DOCUMENT PASSAGE ->

-=-=-

13.5.2 User networks

  1. 1. Centrality. Which users are central in the network of connected YouTube users? Some users may be central in a specific category but not in others. Is centrality an outcome of the explicit or implicit networks? Which users are boundary spanners between different parts of the networks? Which are peripheral? Can you identify rising YouTube stars?
  2. 2. Groups. How do users link together to form emergent groups? What brings them together? (e.g., is it a certain interest, topic, or another reason?) How do the populations of subscribers and featured channels overlap? Implicit groups can be found and compared with explicit groups. Are there central and peripheral groups? Do subscribers-of-subscribers belong to the same groups? How dense are these groups?
  3. 3. Temporal and structural comparisons. How and why does the popularity of users change? How do users move from being peripheral to central and vice versa? Are boundary spanners changing over time? How do external circumstances affect users, their popularity, and their networks? How do the video, subscription, and friendship networks align? What are the differences between a user’s subscription and friendship network? Which is denser? Which is larger? How does a change in a video popularity affect these networks? Are there differences between the explicit networks and the implicit ones? How do they affect each other?

-=-=-

GIVEN DATA ->
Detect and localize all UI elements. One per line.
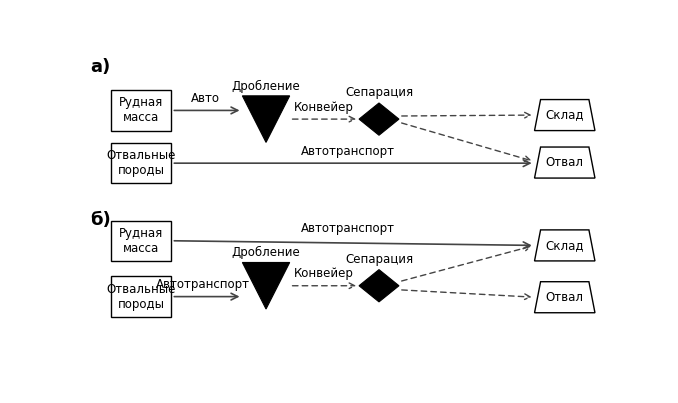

-=-=-

WRITTEN EXERCISE 1 -> In the YouTube user networks passage, which two populations does the item on groups ask about the overlap of?
WRITTEN EXERCISE 2 -> Continue the YouTube user networks passage after its last sentence.
The data comes from a different source than the YouTube user networks passage.

OUTPUT 1 -> The populations of subscribers and featured channels.

OUTPUT 2 ->
Some of YouTube’s features, such as favoriting, number of views, and lists like “Most viewed,” “Most subscribed to,” or categories such as “Rising videos” can give you an understanding of popularity trends. But you cannot learn about information flows, centrality, and subnetwork structures from these features alone. For that, make use of NodeXL's network analysis metrics, coupled with network graph visualizations.

13.6 Importing YouTube data into NodeXL

To import data from YouTube into NodeXL, first select which network you are interested in and what type of data to import using one of the data Import options in the NodeXL Data menu. When deciding what data to import, remember that YouTube differentiates between videos and users. Although networks of both users and videos can be imported and integrated into the same NodeXL network file and later compared, they cannot be imported simultaneously.

13.6.1 Importing video data

From the NodeXL ribbon, choose Import then From YouTube’s Video Network. A dialog box, similar to Figure 13.2. will be displayed.

  •  In the first field, type your search string. It can be a single word or a full Boolean string, similar to your Twitter data collection (see Chapter 11).
  •  Next, select: Pair of videos commented by the same user (slower). Two videos then will be connected if at least one user posted comment - text of video - to both. It is helpful to think of a link as shared interest, as at least one user expressed interest in both videos by posting comments to both.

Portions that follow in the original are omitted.